Start Supplied data

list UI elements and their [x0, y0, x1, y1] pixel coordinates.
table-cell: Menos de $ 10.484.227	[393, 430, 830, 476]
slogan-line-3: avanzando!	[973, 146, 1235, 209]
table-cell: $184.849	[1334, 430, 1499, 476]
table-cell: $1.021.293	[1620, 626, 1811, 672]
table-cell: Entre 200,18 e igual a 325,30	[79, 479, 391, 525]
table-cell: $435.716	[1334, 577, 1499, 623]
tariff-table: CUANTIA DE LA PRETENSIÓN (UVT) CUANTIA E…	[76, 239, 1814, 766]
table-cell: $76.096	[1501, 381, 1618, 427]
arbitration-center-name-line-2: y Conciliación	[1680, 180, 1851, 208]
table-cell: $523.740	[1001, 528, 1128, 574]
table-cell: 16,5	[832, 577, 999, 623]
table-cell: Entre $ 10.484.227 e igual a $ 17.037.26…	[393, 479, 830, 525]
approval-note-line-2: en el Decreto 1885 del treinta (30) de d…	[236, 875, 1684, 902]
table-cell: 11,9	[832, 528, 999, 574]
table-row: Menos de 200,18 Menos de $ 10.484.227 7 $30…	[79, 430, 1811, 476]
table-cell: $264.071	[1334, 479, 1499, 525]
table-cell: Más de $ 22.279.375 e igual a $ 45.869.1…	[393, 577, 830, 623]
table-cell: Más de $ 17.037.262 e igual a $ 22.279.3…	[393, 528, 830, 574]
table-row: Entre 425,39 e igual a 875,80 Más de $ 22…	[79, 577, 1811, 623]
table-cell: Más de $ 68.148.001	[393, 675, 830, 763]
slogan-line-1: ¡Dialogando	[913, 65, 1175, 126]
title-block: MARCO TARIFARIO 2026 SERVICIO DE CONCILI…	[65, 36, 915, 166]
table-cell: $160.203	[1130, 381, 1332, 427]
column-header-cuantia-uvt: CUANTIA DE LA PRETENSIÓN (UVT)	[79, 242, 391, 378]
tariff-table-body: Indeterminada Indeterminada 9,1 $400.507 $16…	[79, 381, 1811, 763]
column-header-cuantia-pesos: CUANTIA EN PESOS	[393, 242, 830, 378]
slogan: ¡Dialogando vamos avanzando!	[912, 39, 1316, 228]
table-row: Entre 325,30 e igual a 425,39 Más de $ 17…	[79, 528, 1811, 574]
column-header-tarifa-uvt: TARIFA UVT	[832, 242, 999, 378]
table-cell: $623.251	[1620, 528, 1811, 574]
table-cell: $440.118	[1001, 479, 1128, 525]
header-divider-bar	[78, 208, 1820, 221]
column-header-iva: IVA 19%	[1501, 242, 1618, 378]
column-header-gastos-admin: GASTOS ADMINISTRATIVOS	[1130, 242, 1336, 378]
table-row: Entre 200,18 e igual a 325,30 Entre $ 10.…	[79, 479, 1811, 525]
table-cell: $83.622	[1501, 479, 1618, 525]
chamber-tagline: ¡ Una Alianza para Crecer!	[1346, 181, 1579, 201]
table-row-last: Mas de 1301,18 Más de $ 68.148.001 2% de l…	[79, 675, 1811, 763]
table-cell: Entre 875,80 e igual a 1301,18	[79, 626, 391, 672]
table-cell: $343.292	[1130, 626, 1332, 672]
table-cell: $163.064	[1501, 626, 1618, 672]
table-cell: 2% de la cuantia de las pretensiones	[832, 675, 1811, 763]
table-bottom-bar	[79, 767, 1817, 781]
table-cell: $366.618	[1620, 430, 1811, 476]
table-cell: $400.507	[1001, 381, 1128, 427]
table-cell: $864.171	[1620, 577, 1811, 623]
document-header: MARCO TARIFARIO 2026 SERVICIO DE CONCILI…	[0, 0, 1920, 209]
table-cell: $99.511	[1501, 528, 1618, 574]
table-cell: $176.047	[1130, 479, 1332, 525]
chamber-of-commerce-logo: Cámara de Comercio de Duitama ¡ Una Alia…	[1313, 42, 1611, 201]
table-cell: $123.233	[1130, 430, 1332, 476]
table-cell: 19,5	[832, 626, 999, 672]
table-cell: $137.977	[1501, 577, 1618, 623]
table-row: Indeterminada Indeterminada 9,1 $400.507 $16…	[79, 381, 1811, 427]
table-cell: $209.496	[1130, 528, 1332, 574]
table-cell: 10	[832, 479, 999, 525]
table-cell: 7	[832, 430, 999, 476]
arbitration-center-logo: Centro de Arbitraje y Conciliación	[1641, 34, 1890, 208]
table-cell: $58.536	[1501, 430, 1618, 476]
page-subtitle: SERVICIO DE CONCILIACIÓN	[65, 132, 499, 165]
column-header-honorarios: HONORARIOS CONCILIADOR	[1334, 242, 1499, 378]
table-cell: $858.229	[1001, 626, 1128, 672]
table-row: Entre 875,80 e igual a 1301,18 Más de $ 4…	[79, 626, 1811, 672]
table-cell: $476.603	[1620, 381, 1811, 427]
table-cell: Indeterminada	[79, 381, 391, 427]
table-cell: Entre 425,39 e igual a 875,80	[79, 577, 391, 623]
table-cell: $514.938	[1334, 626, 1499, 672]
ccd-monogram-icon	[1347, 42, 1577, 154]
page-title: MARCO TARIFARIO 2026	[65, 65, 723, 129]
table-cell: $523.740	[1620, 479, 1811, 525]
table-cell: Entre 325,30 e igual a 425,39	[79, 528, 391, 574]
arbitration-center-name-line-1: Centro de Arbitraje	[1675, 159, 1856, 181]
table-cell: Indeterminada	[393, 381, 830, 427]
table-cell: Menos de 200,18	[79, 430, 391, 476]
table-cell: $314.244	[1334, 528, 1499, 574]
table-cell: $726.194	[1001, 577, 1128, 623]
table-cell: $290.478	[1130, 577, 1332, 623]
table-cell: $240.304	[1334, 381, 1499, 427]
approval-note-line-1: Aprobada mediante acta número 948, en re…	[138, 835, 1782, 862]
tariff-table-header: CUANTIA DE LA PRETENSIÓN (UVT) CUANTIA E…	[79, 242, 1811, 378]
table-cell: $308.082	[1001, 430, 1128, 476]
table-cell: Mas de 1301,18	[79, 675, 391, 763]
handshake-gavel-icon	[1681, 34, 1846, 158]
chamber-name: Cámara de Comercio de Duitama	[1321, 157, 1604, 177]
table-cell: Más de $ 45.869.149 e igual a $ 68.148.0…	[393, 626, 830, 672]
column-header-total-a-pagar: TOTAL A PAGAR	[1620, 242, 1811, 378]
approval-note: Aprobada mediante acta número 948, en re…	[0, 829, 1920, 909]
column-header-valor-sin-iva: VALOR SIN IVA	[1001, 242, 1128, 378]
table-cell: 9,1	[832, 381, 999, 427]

End Supplied data

**To be done**
Copy every line of the entries above exactly, with no changes.

**Answer to the problem**
list UI elements and their [x0, y0, x1, y1] pixel coordinates.
table-cell: Menos de $ 10.484.227	[393, 430, 830, 476]
slogan-line-3: avanzando!	[973, 146, 1235, 209]
table-cell: $184.849	[1334, 430, 1499, 476]
table-cell: $1.021.293	[1620, 626, 1811, 672]
table-cell: Entre 200,18 e igual a 325,30	[79, 479, 391, 525]
table-cell: $435.716	[1334, 577, 1499, 623]
tariff-table: CUANTIA DE LA PRETENSIÓN (UVT) CUANTIA E…	[76, 239, 1814, 766]
table-cell: $76.096	[1501, 381, 1618, 427]
arbitration-center-name-line-2: y Conciliación	[1680, 180, 1851, 208]
table-cell: $523.740	[1001, 528, 1128, 574]
table-cell: 16,5	[832, 577, 999, 623]
table-cell: Entre $ 10.484.227 e igual a $ 17.037.26…	[393, 479, 830, 525]
approval-note-line-2: en el Decreto 1885 del treinta (30) de d…	[236, 875, 1684, 902]
table-cell: 11,9	[832, 528, 999, 574]
table-row: Menos de 200,18 Menos de $ 10.484.227 7 $30…	[79, 430, 1811, 476]
table-cell: $264.071	[1334, 479, 1499, 525]
table-cell: Más de $ 22.279.375 e igual a $ 45.869.1…	[393, 577, 830, 623]
table-cell: Más de $ 17.037.262 e igual a $ 22.279.3…	[393, 528, 830, 574]
table-row: Entre 425,39 e igual a 875,80 Más de $ 22…	[79, 577, 1811, 623]
table-cell: Más de $ 68.148.001	[393, 675, 830, 763]
slogan-line-1: ¡Dialogando	[913, 65, 1175, 126]
title-block: MARCO TARIFARIO 2026 SERVICIO DE CONCILI…	[65, 36, 915, 166]
table-cell: $160.203	[1130, 381, 1332, 427]
column-header-cuantia-uvt: CUANTIA DE LA PRETENSIÓN (UVT)	[79, 242, 391, 378]
tariff-table-body: Indeterminada Indeterminada 9,1 $400.507 $16…	[79, 381, 1811, 763]
column-header-cuantia-pesos: CUANTIA EN PESOS	[393, 242, 830, 378]
slogan: ¡Dialogando vamos avanzando!	[912, 39, 1316, 228]
table-row: Entre 325,30 e igual a 425,39 Más de $ 17…	[79, 528, 1811, 574]
column-header-tarifa-uvt: TARIFA UVT	[832, 242, 999, 378]
table-cell: $623.251	[1620, 528, 1811, 574]
table-cell: $440.118	[1001, 479, 1128, 525]
header-divider-bar	[78, 208, 1820, 221]
column-header-iva: IVA 19%	[1501, 242, 1618, 378]
column-header-gastos-admin: GASTOS ADMINISTRATIVOS	[1130, 242, 1336, 378]
table-row: Entre 200,18 e igual a 325,30 Entre $ 10.…	[79, 479, 1811, 525]
table-cell: $83.622	[1501, 479, 1618, 525]
chamber-tagline: ¡ Una Alianza para Crecer!	[1346, 181, 1579, 201]
table-row-last: Mas de 1301,18 Más de $ 68.148.001 2% de l…	[79, 675, 1811, 763]
table-cell: Entre 875,80 e igual a 1301,18	[79, 626, 391, 672]
table-cell: $343.292	[1130, 626, 1332, 672]
table-cell: $163.064	[1501, 626, 1618, 672]
table-cell: 2% de la cuantia de las pretensiones	[832, 675, 1811, 763]
table-bottom-bar	[79, 767, 1817, 781]
table-cell: $366.618	[1620, 430, 1811, 476]
table-cell: $400.507	[1001, 381, 1128, 427]
table-cell: $864.171	[1620, 577, 1811, 623]
document-header: MARCO TARIFARIO 2026 SERVICIO DE CONCILI…	[0, 0, 1920, 209]
table-cell: $99.511	[1501, 528, 1618, 574]
table-cell: $176.047	[1130, 479, 1332, 525]
chamber-of-commerce-logo: Cámara de Comercio de Duitama ¡ Una Alia…	[1313, 42, 1611, 201]
table-cell: $123.233	[1130, 430, 1332, 476]
table-cell: 19,5	[832, 626, 999, 672]
table-cell: $137.977	[1501, 577, 1618, 623]
table-row: Indeterminada Indeterminada 9,1 $400.507 $16…	[79, 381, 1811, 427]
table-cell: $209.496	[1130, 528, 1332, 574]
table-cell: 10	[832, 479, 999, 525]
table-cell: 7	[832, 430, 999, 476]
arbitration-center-logo: Centro de Arbitraje y Conciliación	[1641, 34, 1890, 208]
table-cell: $58.536	[1501, 430, 1618, 476]
page-subtitle: SERVICIO DE CONCILIACIÓN	[65, 132, 499, 165]
column-header-honorarios: HONORARIOS CONCILIADOR	[1334, 242, 1499, 378]
table-cell: $858.229	[1001, 626, 1128, 672]
table-row: Entre 875,80 e igual a 1301,18 Más de $ 4…	[79, 626, 1811, 672]
table-cell: $476.603	[1620, 381, 1811, 427]
table-cell: Indeterminada	[79, 381, 391, 427]
table-cell: Entre 425,39 e igual a 875,80	[79, 577, 391, 623]
table-cell: $514.938	[1334, 626, 1499, 672]
ccd-monogram-icon	[1347, 42, 1577, 154]
page-title: MARCO TARIFARIO 2026	[65, 65, 723, 129]
table-cell: $523.740	[1620, 479, 1811, 525]
table-cell: Entre 325,30 e igual a 425,39	[79, 528, 391, 574]
arbitration-center-name-line-1: Centro de Arbitraje	[1675, 159, 1856, 181]
table-cell: Indeterminada	[393, 381, 830, 427]
table-cell: Menos de 200,18	[79, 430, 391, 476]
table-cell: $314.244	[1334, 528, 1499, 574]
table-cell: $726.194	[1001, 577, 1128, 623]
table-cell: $290.478	[1130, 577, 1332, 623]
table-cell: $240.304	[1334, 381, 1499, 427]
approval-note-line-1: Aprobada mediante acta número 948, en re…	[138, 835, 1782, 862]
tariff-table-header: CUANTIA DE LA PRETENSIÓN (UVT) CUANTIA E…	[79, 242, 1811, 378]
table-cell: $308.082	[1001, 430, 1128, 476]
table-cell: Mas de 1301,18	[79, 675, 391, 763]
handshake-gavel-icon	[1681, 34, 1846, 158]
chamber-name: Cámara de Comercio de Duitama	[1321, 157, 1604, 177]
table-cell: Más de $ 45.869.149 e igual a $ 68.148.0…	[393, 626, 830, 672]
column-header-total-a-pagar: TOTAL A PAGAR	[1620, 242, 1811, 378]
approval-note: Aprobada mediante acta número 948, en re…	[0, 829, 1920, 909]
column-header-valor-sin-iva: VALOR SIN IVA	[1001, 242, 1128, 378]
table-cell: 9,1	[832, 381, 999, 427]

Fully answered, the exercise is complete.